# START OF GIVEN DATA
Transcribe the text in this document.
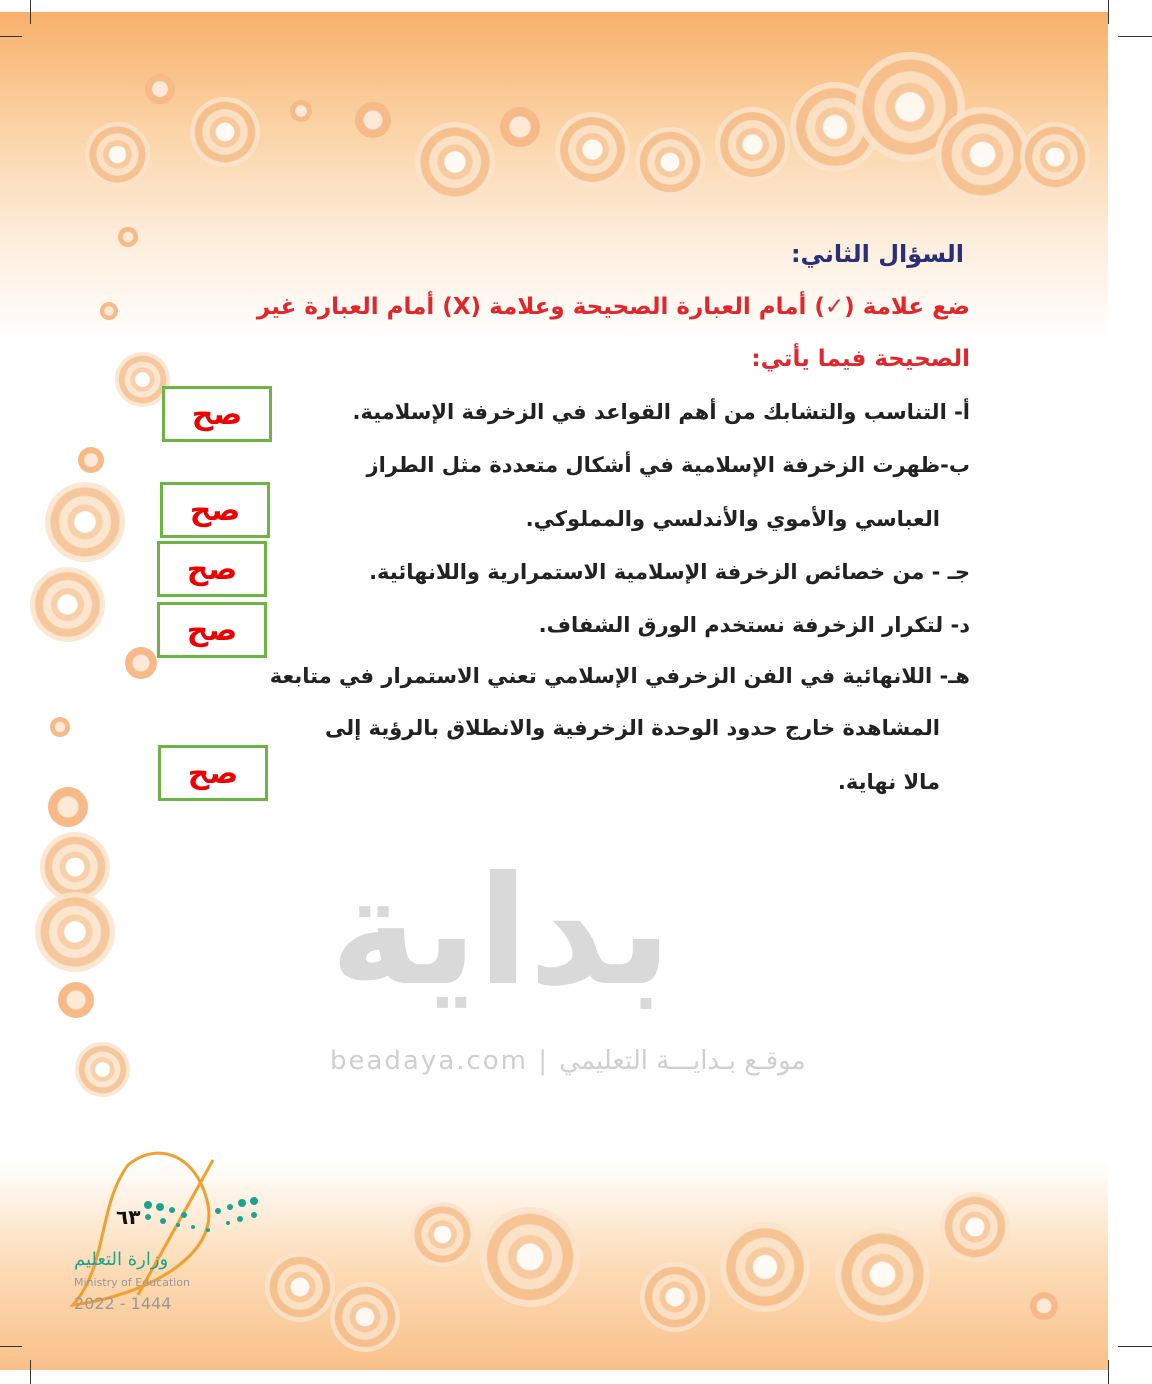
بداية
beadaya.com | موقـع بـدايـــة التعليمي
السؤال الثاني:
ضع علامة (✓) أمام العبارة الصحيحة وعلامة (X) أمام العبارة غير
الصحيحة فيما يأتي:
أ- التناسب والتشابك من أهم القواعد في الزخرفة الإسلامية.
ب-ظهرت الزخرفة الإسلامية في أشكال متعددة مثل الطراز
العباسي والأموي والأندلسي والمملوكي.
جـ - من خصائص الزخرفة الإسلامية الاستمرارية واللانهائية.
د- لتكرار الزخرفة نستخدم الورق الشفاف.
هـ- اللانهائية في الفن الزخرفي الإسلامي تعني الاستمرار في متابعة
المشاهدة خارج حدود الوحدة الزخرفية والانطلاق بالرؤية إلى
مالا نهاية.
صح
صح
صح
صح
صح
٦٣
وزارة التعليم
Ministry of Education
2022 - 1444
# END OF GIVEN DATA
### GIVEN REQUEST
From the data above, write out everything exactly except the pictures.

### ANSWER
Transcribe the text in this document.
بداية
beadaya.com | موقـع بـدايـــة التعليمي
السؤال الثاني:
ضع علامة (✓) أمام العبارة الصحيحة وعلامة (X) أمام العبارة غير
الصحيحة فيما يأتي:
أ- التناسب والتشابك من أهم القواعد في الزخرفة الإسلامية.
ب-ظهرت الزخرفة الإسلامية في أشكال متعددة مثل الطراز
العباسي والأموي والأندلسي والمملوكي.
جـ - من خصائص الزخرفة الإسلامية الاستمرارية واللانهائية.
د- لتكرار الزخرفة نستخدم الورق الشفاف.
هـ- اللانهائية في الفن الزخرفي الإسلامي تعني الاستمرار في متابعة
المشاهدة خارج حدود الوحدة الزخرفية والانطلاق بالرؤية إلى
مالا نهاية.
صح
صح
صح
صح
صح
٦٣
وزارة التعليم
Ministry of Education
2022 - 1444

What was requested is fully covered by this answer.